- **The problem**
Convert every line in the items below into a Markdown table with the columns Row and Line, numbering the lines in order and leaving out blank lines.

** Begin Source data **

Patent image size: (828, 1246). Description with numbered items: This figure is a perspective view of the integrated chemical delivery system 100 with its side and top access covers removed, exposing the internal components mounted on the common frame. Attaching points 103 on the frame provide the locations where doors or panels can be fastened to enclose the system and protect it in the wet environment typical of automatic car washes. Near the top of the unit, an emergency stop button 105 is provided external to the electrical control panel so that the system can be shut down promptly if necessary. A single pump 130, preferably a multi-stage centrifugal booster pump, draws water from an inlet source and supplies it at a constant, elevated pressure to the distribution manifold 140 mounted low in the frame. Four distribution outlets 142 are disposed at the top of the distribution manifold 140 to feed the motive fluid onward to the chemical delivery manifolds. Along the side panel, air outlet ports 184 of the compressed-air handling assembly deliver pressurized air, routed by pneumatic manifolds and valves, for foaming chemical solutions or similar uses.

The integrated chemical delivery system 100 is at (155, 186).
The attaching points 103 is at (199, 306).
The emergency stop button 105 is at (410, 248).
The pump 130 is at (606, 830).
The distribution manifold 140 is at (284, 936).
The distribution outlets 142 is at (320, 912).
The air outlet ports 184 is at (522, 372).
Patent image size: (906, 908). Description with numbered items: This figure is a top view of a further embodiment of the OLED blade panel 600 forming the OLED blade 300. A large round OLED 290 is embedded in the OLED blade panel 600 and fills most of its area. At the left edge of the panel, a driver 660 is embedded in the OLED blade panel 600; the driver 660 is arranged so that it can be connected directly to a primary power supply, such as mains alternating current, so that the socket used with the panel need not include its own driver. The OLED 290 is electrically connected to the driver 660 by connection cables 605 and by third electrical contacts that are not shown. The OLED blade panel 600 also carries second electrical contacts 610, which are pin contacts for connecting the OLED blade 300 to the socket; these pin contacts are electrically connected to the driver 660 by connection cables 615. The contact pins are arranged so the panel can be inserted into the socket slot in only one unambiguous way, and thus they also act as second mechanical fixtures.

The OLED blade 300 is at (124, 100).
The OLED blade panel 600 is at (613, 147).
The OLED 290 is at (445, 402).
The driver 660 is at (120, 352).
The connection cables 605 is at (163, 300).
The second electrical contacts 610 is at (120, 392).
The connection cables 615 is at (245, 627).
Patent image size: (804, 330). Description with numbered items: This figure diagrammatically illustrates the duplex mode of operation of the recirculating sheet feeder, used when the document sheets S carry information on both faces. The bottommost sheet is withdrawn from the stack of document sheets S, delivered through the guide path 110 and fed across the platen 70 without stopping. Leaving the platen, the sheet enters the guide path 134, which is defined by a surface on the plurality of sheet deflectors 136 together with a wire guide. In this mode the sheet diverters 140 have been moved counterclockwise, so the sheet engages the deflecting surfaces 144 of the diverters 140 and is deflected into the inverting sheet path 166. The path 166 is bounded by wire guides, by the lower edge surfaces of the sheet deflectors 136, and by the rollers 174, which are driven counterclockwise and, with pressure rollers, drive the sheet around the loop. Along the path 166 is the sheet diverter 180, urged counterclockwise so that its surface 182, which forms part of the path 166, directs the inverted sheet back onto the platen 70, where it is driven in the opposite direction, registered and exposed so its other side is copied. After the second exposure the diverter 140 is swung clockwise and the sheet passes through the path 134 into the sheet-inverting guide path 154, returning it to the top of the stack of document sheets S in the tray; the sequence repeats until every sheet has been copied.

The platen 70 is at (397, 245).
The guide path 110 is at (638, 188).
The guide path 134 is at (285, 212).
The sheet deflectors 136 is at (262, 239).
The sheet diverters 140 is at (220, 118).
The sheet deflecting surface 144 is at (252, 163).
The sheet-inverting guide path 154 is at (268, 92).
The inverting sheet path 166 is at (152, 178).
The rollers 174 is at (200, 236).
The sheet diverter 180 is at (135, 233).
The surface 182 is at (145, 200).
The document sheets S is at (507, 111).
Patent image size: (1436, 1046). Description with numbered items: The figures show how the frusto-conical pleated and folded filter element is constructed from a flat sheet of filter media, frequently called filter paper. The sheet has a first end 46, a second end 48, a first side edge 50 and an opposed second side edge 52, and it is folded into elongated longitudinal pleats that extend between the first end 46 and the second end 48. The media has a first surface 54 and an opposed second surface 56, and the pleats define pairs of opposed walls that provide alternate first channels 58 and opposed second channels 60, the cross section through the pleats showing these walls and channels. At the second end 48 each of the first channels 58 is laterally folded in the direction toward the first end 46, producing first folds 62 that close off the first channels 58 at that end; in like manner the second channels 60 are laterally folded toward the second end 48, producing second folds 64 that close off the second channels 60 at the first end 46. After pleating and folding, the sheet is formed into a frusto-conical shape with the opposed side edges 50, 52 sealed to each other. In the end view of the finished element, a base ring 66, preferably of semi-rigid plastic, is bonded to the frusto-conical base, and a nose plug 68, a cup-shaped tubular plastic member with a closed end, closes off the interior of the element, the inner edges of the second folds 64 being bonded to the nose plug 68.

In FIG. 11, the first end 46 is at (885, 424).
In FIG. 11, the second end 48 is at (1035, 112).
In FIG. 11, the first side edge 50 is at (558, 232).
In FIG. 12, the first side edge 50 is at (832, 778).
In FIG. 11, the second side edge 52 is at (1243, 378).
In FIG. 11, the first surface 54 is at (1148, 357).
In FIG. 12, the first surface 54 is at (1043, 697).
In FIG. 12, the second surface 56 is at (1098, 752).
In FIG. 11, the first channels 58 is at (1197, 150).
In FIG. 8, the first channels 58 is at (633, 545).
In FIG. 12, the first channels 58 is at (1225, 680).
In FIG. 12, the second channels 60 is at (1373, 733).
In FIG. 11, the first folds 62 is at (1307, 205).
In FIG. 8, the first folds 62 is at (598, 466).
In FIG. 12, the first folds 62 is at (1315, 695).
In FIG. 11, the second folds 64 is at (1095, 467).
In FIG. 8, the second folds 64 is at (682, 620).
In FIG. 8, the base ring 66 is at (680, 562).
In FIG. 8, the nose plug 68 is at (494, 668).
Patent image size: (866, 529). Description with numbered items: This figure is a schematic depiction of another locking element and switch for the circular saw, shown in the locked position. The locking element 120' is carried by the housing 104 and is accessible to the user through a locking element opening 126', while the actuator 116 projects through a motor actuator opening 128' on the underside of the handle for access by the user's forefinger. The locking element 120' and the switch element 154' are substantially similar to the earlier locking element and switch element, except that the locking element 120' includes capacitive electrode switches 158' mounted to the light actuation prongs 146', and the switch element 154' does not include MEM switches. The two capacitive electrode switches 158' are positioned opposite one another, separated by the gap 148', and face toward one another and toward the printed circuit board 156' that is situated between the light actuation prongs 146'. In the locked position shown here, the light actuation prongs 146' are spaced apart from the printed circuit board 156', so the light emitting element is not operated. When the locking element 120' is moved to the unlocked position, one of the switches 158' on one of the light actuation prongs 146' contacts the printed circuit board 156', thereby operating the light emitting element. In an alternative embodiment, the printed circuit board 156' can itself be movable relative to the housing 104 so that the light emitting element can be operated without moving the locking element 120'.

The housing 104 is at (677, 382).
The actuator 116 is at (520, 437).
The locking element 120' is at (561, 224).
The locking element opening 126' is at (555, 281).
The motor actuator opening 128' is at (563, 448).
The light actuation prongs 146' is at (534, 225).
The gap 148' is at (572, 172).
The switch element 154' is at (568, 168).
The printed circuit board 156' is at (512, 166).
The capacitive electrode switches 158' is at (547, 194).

** End Source data **

- **Final result**
| Row | Line |
|---|---|
| 1 | Patent image size: (828, 1246). Description with numbered items: This figure is a perspective view of the integrated chemical delivery system 100 with its side and top access covers removed, exposing the internal components mounted on the common frame. Attaching points 103 on the frame provide the locations where doors or panels can be fastened to enclose the system and protect it in the wet environment typical of automatic car washes. Near the top of the unit, an emergency stop button 105 is provided external to the electrical control panel so that the system can be shut down promptly if necessary. A single pump 130, preferably a multi-stage centrifugal booster pump, draws water from an inlet source and supplies it at a constant, elevated pressure to the distribution manifold 140 mounted low in the frame. Four distribution outlets 142 are disposed at the top of the distribution manifold 140 to feed the motive fluid onward to the chemical delivery manifolds. Along the side panel, air outlet ports 184 of the compressed-air handling assembly deliver pressurized air, routed by pneumatic manifolds and valves, for foaming chemical solutions or similar uses. |
| 2 | The integrated chemical delivery system 100 is at (155, 186). |
| 3 | The attaching points 103 is at (199, 306). |
| 4 | The emergency stop button 105 is at (410, 248). |
| 5 | The pump 130 is at (606, 830). |
| 6 | The distribution manifold 140 is at (284, 936). |
| 7 | The distribution outlets 142 is at (320, 912). |
| 8 | The air outlet ports 184 is at (522, 372). |
| 9 | Patent image size: (906, 908). Description with numbered items: This figure is a top view of a further embodiment of the OLED blade panel 600 forming the OLED blade 300. A large round OLED 290 is embedded in the OLED blade panel 600 and fills most of its area. At the left edge of the panel, a driver 660 is embedded in the OLED blade panel 600; the driver 660 is arranged so that it can be connected directly to a primary power supply, such as mains alternating current, so that the socket used with the panel need not include its own driver. The OLED 290 is electrically connected to the driver 660 by connection cables 605 and by third electrical contacts that are not shown. The OLED blade panel 600 also carries second electrical contacts 610, which are pin contacts for connecting the OLED blade 300 to the socket; these pin contacts are electrically connected to the driver 660 by connection cables 615. The contact pins are arranged so the panel can be inserted into the socket slot in only one unambiguous way, and thus they also act as second mechanical fixtures. |
| 10 | The OLED blade 300 is at (124, 100). |
| 11 | The OLED blade panel 600 is at (613, 147). |
| 12 | The OLED 290 is at (445, 402). |
| 13 | The driver 660 is at (120, 352). |
| 14 | The connection cables 605 is at (163, 300). |
| 15 | The second electrical contacts 610 is at (120, 392). |
| 16 | The connection cables 615 is at (245, 627). |
| 17 | Patent image size: (804, 330). Description with numbered items: This figure diagrammatically illustrates the duplex mode of operation of the recirculating sheet feeder, used when the document sheets S carry information on both faces. The bottommost sheet is withdrawn from the stack of document sheets S, delivered through the guide path 110 and fed across the platen 70 without stopping. Leaving the platen, the sheet enters the guide path 134, which is defined by a surface on the plurality of sheet deflectors 136 together with a wire guide. In this mode the sheet diverters 140 have been moved counterclockwise, so the sheet engages the deflecting surfaces 144 of the diverters 140 and is deflected into the inverting sheet path 166. The path 166 is bounded by wire guides, by the lower edge surfaces of the sheet deflectors 136, and by the rollers 174, which are driven counterclockwise and, with pressure rollers, drive the sheet around the loop. Along the path 166 is the sheet diverter 180, urged counterclockwise so that its surface 182, which forms part of the path 166, directs the inverted sheet back onto the platen 70, where it is driven in the opposite direction, registered and exposed so its other side is copied. After the second exposure the diverter 140 is swung clockwise and the sheet passes through the path 134 into the sheet-inverting guide path 154, returning it to the top of the stack of document sheets S in the tray; the sequence repeats until every sheet has been copied. |
| 18 | The platen 70 is at (397, 245). |
| 19 | The guide path 110 is at (638, 188). |
| 20 | The guide path 134 is at (285, 212). |
| 21 | The sheet deflectors 136 is at (262, 239). |
| 22 | The sheet diverters 140 is at (220, 118). |
| 23 | The sheet deflecting surface 144 is at (252, 163). |
| 24 | The sheet-inverting guide path 154 is at (268, 92). |
| 25 | The inverting sheet path 166 is at (152, 178). |
| 26 | The rollers 174 is at (200, 236). |
| 27 | The sheet diverter 180 is at (135, 233). |
| 28 | The surface 182 is at (145, 200). |
| 29 | The document sheets S is at (507, 111). |
| 30 | Patent image size: (1436, 1046). Description with numbered items: The figures show how the frusto-conical pleated and folded filter element is constructed from a flat sheet of filter media, frequently called filter paper. The sheet has a first end 46, a second end 48, a first side edge 50 and an opposed second side edge 52, and it is folded into elongated longitudinal pleats that extend between the first end 46 and the second end 48. The media has a first surface 54 and an opposed second surface 56, and the pleats define pairs of opposed walls that provide alternate first channels 58 and opposed second channels 60, the cross section through the pleats showing these walls and channels. At the second end 48 each of the first channels 58 is laterally folded in the direction toward the first end 46, producing first folds 62 that close off the first channels 58 at that end; in like manner the second channels 60 are laterally folded toward the second end 48, producing second folds 64 that close off the second channels 60 at the first end 46. After pleating and folding, the sheet is formed into a frusto-conical shape with the opposed side edges 50, 52 sealed to each other. In the end view of the finished element, a base ring 66, preferably of semi-rigid plastic, is bonded to the frusto-conical base, and a nose plug 68, a cup-shaped tubular plastic member with a closed end, closes off the interior of the element, the inner edges of the second folds 64 being bonded to the nose plug 68. |
| 31 | In FIG. 11, the first end 46 is at (885, 424). |
| 32 | In FIG. 11, the second end 48 is at (1035, 112). |
| 33 | In FIG. 11, the first side edge 50 is at (558, 232). |
| 34 | In FIG. 12, the first side edge 50 is at (832, 778). |
| 35 | In FIG. 11, the second side edge 52 is at (1243, 378). |
| 36 | In FIG. 11, the first surface 54 is at (1148, 357). |
| 37 | In FIG. 12, the first surface 54 is at (1043, 697). |
| 38 | In FIG. 12, the second surface 56 is at (1098, 752). |
| 39 | In FIG. 11, the first channels 58 is at (1197, 150). |
| 40 | In FIG. 8, the first channels 58 is at (633, 545). |
| 41 | In FIG. 12, the first channels 58 is at (1225, 680). |
| 42 | In FIG. 12, the second channels 60 is at (1373, 733). |
| 43 | In FIG. 11, the first folds 62 is at (1307, 205). |
| 44 | In FIG. 8, the first folds 62 is at (598, 466). |
| 45 | In FIG. 12, the first folds 62 is at (1315, 695). |
| 46 | In FIG. 11, the second folds 64 is at (1095, 467). |
| 47 | In FIG. 8, the second folds 64 is at (682, 620). |
| 48 | In FIG. 8, the base ring 66 is at (680, 562). |
| 49 | In FIG. 8, the nose plug 68 is at (494, 668). |
| 50 | Patent image size: (866, 529). Description with numbered items: This figure is a schematic depiction of another locking element and switch for the circular saw, shown in the locked position. The locking element 120' is carried by the housing 104 and is accessible to the user through a locking element opening 126', while the actuator 116 projects through a motor actuator opening 128' on the underside of the handle for access by the user's forefinger. The locking element 120' and the switch element 154' are substantially similar to the earlier locking element and switch element, except that the locking element 120' includes capacitive electrode switches 158' mounted to the light actuation prongs 146', and the switch element 154' does not include MEM switches. The two capacitive electrode switches 158' are positioned opposite one another, separated by the gap 148', and face toward one another and toward the printed circuit board 156' that is situated between the light actuation prongs 146'. In the locked position shown here, the light actuation prongs 146' are spaced apart from the printed circuit board 156', so the light emitting element is not operated. When the locking element 120' is moved to the unlocked position, one of the switches 158' on one of the light actuation prongs 146' contacts the printed circuit board 156', thereby operating the light emitting element. In an alternative embodiment, the printed circuit board 156' can itself be movable relative to the housing 104 so that the light emitting element can be operated without moving the locking element 120'. |
| 51 | The housing 104 is at (677, 382). |
| 52 | The actuator 116 is at (520, 437). |
| 53 | The locking element 120' is at (561, 224). |
| 54 | The locking element opening 126' is at (555, 281). |
| 55 | The motor actuator opening 128' is at (563, 448). |
| 56 | The light actuation prongs 146' is at (534, 225). |
| 57 | The gap 148' is at (572, 172). |
| 58 | The switch element 154' is at (568, 168). |
| 59 | The printed circuit board 156' is at (512, 166). |
| 60 | The capacitive electrode switches 158' is at (547, 194). |